#### Stored rows

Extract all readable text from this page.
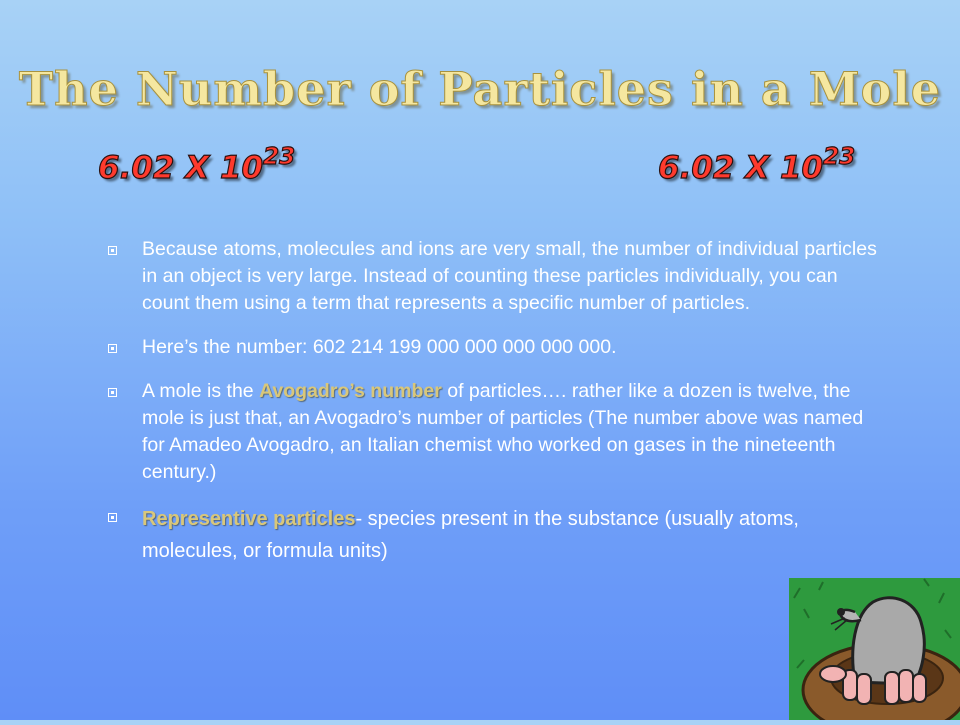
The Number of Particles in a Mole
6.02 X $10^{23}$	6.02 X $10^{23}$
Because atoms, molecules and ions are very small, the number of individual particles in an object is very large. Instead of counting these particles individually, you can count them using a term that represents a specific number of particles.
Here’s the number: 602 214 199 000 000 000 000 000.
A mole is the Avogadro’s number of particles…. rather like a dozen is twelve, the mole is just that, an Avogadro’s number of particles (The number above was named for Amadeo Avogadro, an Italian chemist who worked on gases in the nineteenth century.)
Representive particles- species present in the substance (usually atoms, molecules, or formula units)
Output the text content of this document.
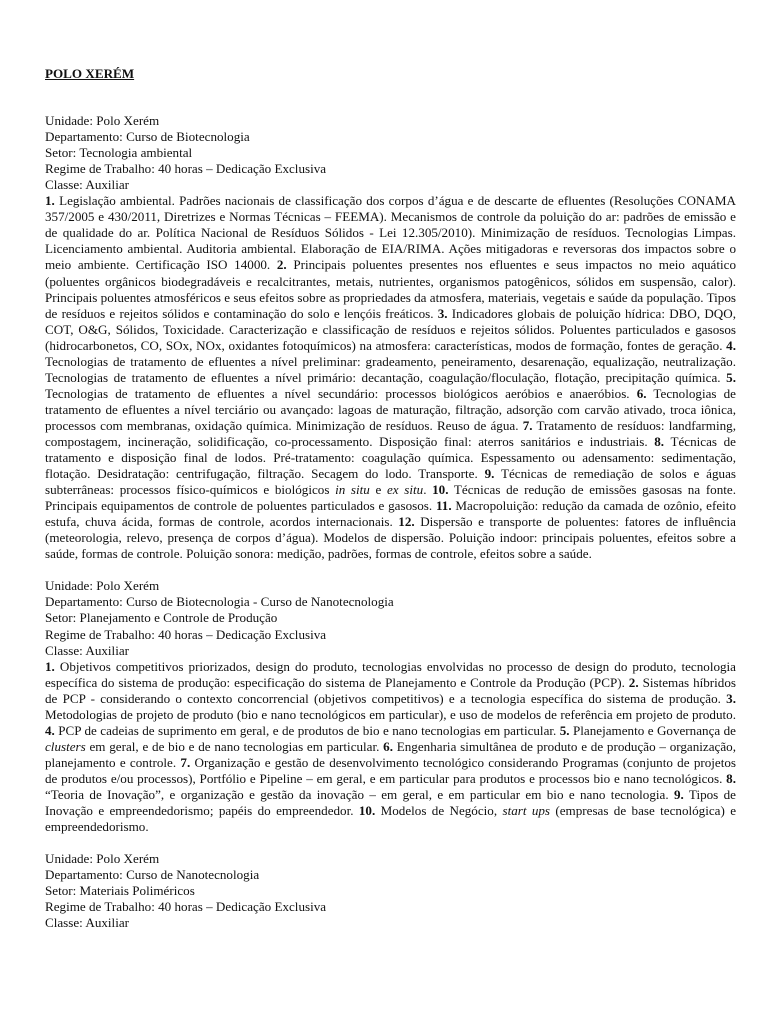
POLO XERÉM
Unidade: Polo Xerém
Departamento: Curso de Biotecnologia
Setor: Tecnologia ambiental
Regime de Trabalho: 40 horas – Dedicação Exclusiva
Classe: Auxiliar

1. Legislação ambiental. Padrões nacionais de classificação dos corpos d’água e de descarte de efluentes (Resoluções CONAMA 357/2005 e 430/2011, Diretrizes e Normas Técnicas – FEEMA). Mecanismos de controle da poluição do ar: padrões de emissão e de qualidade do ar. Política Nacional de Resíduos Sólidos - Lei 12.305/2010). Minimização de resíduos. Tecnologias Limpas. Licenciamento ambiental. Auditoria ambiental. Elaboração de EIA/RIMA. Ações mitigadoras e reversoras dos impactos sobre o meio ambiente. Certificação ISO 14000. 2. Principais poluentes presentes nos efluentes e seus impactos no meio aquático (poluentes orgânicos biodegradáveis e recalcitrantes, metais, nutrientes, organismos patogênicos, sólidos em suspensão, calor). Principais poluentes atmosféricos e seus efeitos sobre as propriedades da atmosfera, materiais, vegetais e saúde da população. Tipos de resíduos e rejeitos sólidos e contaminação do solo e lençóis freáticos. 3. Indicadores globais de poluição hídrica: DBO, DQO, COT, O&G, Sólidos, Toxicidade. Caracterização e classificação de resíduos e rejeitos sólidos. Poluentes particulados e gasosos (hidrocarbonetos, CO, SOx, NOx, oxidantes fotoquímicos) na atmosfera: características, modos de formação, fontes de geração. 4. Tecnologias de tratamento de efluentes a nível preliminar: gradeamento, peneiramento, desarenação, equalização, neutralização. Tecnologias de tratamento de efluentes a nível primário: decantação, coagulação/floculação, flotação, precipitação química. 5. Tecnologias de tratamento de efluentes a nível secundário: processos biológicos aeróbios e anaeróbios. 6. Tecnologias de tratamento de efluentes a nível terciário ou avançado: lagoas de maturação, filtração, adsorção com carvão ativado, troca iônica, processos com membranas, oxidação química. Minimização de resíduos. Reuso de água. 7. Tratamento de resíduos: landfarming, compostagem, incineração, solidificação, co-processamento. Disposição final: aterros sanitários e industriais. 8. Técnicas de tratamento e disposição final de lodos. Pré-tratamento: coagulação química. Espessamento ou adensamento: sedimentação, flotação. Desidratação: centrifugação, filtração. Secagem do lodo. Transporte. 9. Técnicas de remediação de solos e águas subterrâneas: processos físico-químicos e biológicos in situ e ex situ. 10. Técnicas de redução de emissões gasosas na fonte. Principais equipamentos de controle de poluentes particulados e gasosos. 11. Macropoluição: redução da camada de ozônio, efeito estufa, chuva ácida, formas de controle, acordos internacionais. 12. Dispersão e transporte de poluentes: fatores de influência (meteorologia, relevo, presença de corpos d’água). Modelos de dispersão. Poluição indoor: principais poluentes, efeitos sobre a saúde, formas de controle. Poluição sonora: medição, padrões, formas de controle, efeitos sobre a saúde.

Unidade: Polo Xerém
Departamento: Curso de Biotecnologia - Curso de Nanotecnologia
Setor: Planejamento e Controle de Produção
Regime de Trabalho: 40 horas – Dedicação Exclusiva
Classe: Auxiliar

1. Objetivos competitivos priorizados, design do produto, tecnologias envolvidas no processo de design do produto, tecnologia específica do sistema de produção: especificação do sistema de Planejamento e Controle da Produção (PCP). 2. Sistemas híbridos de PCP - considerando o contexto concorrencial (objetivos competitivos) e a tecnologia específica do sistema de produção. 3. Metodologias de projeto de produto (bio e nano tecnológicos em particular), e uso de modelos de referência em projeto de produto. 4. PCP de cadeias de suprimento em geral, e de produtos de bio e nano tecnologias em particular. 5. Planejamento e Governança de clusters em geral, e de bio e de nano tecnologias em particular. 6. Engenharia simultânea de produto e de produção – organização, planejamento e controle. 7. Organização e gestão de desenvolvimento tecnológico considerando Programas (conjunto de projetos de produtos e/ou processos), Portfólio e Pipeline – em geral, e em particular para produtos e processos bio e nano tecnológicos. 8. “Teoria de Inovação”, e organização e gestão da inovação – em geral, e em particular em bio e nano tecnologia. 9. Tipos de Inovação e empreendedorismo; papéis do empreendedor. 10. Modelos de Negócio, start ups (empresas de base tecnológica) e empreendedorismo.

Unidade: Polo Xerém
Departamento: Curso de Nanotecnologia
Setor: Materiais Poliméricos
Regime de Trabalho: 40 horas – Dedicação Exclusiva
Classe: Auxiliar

########

Given request
Reproduce the records above exactly, leaving out every picture they contain.

Solution to this task
Extract all readable text from this page.
The Number of Particles in a Mole
6.02 X $10^{23}$	6.02 X $10^{23}$
Because atoms, molecules and ions are very small, the number of individual particles in an object is very large. Instead of counting these particles individually, you can count them using a term that represents a specific number of particles.
Here’s the number: 602 214 199 000 000 000 000 000.
A mole is the Avogadro’s number of particles…. rather like a dozen is twelve, the mole is just that, an Avogadro’s number of particles (The number above was named for Amadeo Avogadro, an Italian chemist who worked on gases in the nineteenth century.)
Representive particles- species present in the substance (usually atoms, molecules, or formula units)
Output the text content of this document.
POLO XERÉM
Unidade: Polo Xerém
Departamento: Curso de Biotecnologia
Setor: Tecnologia ambiental
Regime de Trabalho: 40 horas – Dedicação Exclusiva
Classe: Auxiliar

1. Legislação ambiental. Padrões nacionais de classificação dos corpos d’água e de descarte de efluentes (Resoluções CONAMA 357/2005 e 430/2011, Diretrizes e Normas Técnicas – FEEMA). Mecanismos de controle da poluição do ar: padrões de emissão e de qualidade do ar. Política Nacional de Resíduos Sólidos - Lei 12.305/2010). Minimização de resíduos. Tecnologias Limpas. Licenciamento ambiental. Auditoria ambiental. Elaboração de EIA/RIMA. Ações mitigadoras e reversoras dos impactos sobre o meio ambiente. Certificação ISO 14000. 2. Principais poluentes presentes nos efluentes e seus impactos no meio aquático (poluentes orgânicos biodegradáveis e recalcitrantes, metais, nutrientes, organismos patogênicos, sólidos em suspensão, calor). Principais poluentes atmosféricos e seus efeitos sobre as propriedades da atmosfera, materiais, vegetais e saúde da população. Tipos de resíduos e rejeitos sólidos e contaminação do solo e lençóis freáticos. 3. Indicadores globais de poluição hídrica: DBO, DQO, COT, O&G, Sólidos, Toxicidade. Caracterização e classificação de resíduos e rejeitos sólidos. Poluentes particulados e gasosos (hidrocarbonetos, CO, SOx, NOx, oxidantes fotoquímicos) na atmosfera: características, modos de formação, fontes de geração. 4. Tecnologias de tratamento de efluentes a nível preliminar: gradeamento, peneiramento, desarenação, equalização, neutralização. Tecnologias de tratamento de efluentes a nível primário: decantação, coagulação/floculação, flotação, precipitação química. 5. Tecnologias de tratamento de efluentes a nível secundário: processos biológicos aeróbios e anaeróbios. 6. Tecnologias de tratamento de efluentes a nível terciário ou avançado: lagoas de maturação, filtração, adsorção com carvão ativado, troca iônica, processos com membranas, oxidação química. Minimização de resíduos. Reuso de água. 7. Tratamento de resíduos: landfarming, compostagem, incineração, solidificação, co-processamento. Disposição final: aterros sanitários e industriais. 8. Técnicas de tratamento e disposição final de lodos. Pré-tratamento: coagulação química. Espessamento ou adensamento: sedimentação, flotação. Desidratação: centrifugação, filtração. Secagem do lodo. Transporte. 9. Técnicas de remediação de solos e águas subterrâneas: processos físico-químicos e biológicos in situ e ex situ. 10. Técnicas de redução de emissões gasosas na fonte. Principais equipamentos de controle de poluentes particulados e gasosos. 11. Macropoluição: redução da camada de ozônio, efeito estufa, chuva ácida, formas de controle, acordos internacionais. 12. Dispersão e transporte de poluentes: fatores de influência (meteorologia, relevo, presença de corpos d’água). Modelos de dispersão. Poluição indoor: principais poluentes, efeitos sobre a saúde, formas de controle. Poluição sonora: medição, padrões, formas de controle, efeitos sobre a saúde.

Unidade: Polo Xerém
Departamento: Curso de Biotecnologia - Curso de Nanotecnologia
Setor: Planejamento e Controle de Produção
Regime de Trabalho: 40 horas – Dedicação Exclusiva
Classe: Auxiliar

1. Objetivos competitivos priorizados, design do produto, tecnologias envolvidas no processo de design do produto, tecnologia específica do sistema de produção: especificação do sistema de Planejamento e Controle da Produção (PCP). 2. Sistemas híbridos de PCP - considerando o contexto concorrencial (objetivos competitivos) e a tecnologia específica do sistema de produção. 3. Metodologias de projeto de produto (bio e nano tecnológicos em particular), e uso de modelos de referência em projeto de produto. 4. PCP de cadeias de suprimento em geral, e de produtos de bio e nano tecnologias em particular. 5. Planejamento e Governança de clusters em geral, e de bio e de nano tecnologias em particular. 6. Engenharia simultânea de produto e de produção – organização, planejamento e controle. 7. Organização e gestão de desenvolvimento tecnológico considerando Programas (conjunto de projetos de produtos e/ou processos), Portfólio e Pipeline – em geral, e em particular para produtos e processos bio e nano tecnológicos. 8. “Teoria de Inovação”, e organização e gestão da inovação – em geral, e em particular em bio e nano tecnologia. 9. Tipos de Inovação e empreendedorismo; papéis do empreendedor. 10. Modelos de Negócio, start ups (empresas de base tecnológica) e empreendedorismo.

Unidade: Polo Xerém
Departamento: Curso de Nanotecnologia
Setor: Materiais Poliméricos
Regime de Trabalho: 40 horas – Dedicação Exclusiva
Classe: Auxiliar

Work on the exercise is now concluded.